Excerpt from a dataset:
◆ ◆ ◆ ◆ ◆

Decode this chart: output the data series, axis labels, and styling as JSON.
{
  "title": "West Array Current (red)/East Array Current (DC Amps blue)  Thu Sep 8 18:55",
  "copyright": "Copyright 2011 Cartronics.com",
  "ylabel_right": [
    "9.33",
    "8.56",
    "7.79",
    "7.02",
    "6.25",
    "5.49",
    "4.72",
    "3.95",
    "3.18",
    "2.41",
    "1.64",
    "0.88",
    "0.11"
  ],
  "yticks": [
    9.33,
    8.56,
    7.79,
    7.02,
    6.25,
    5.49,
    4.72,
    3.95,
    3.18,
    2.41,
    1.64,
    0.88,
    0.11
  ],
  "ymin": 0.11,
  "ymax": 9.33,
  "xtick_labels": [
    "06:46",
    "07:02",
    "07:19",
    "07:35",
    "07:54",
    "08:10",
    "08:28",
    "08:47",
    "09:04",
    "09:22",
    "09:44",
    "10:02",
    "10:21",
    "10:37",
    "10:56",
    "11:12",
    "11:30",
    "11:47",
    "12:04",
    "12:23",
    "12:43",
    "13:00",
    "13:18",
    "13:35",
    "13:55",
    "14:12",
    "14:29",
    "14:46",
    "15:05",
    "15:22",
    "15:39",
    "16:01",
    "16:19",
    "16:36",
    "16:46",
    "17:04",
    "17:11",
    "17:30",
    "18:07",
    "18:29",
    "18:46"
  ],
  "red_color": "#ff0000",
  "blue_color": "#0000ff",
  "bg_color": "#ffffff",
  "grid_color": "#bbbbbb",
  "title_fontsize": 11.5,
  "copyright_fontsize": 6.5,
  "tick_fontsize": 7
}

◆ ◆ ◆ ◆ ◆

§ **TASK TO CARRY OUT**
Produce a verbatim transcription of the entries above.

§ **OUTPUT**
Decode this chart: output the data series, axis labels, and styling as JSON.
{
  "title": "West Array Current (red)/East Array Current (DC Amps blue)  Thu Sep 8 18:55",
  "copyright": "Copyright 2011 Cartronics.com",
  "ylabel_right": [
    "9.33",
    "8.56",
    "7.79",
    "7.02",
    "6.25",
    "5.49",
    "4.72",
    "3.95",
    "3.18",
    "2.41",
    "1.64",
    "0.88",
    "0.11"
  ],
  "yticks": [
    9.33,
    8.56,
    7.79,
    7.02,
    6.25,
    5.49,
    4.72,
    3.95,
    3.18,
    2.41,
    1.64,
    0.88,
    0.11
  ],
  "ymin": 0.11,
  "ymax": 9.33,
  "xtick_labels": [
    "06:46",
    "07:02",
    "07:19",
    "07:35",
    "07:54",
    "08:10",
    "08:28",
    "08:47",
    "09:04",
    "09:22",
    "09:44",
    "10:02",
    "10:21",
    "10:37",
    "10:56",
    "11:12",
    "11:30",
    "11:47",
    "12:04",
    "12:23",
    "12:43",
    "13:00",
    "13:18",
    "13:35",
    "13:55",
    "14:12",
    "14:29",
    "14:46",
    "15:05",
    "15:22",
    "15:39",
    "16:01",
    "16:19",
    "16:36",
    "16:46",
    "17:04",
    "17:11",
    "17:30",
    "18:07",
    "18:29",
    "18:46"
  ],
  "red_color": "#ff0000",
  "blue_color": "#0000ff",
  "bg_color": "#ffffff",
  "grid_color": "#bbbbbb",
  "title_fontsize": 11.5,
  "copyright_fontsize": 6.5,
  "tick_fontsize": 7
}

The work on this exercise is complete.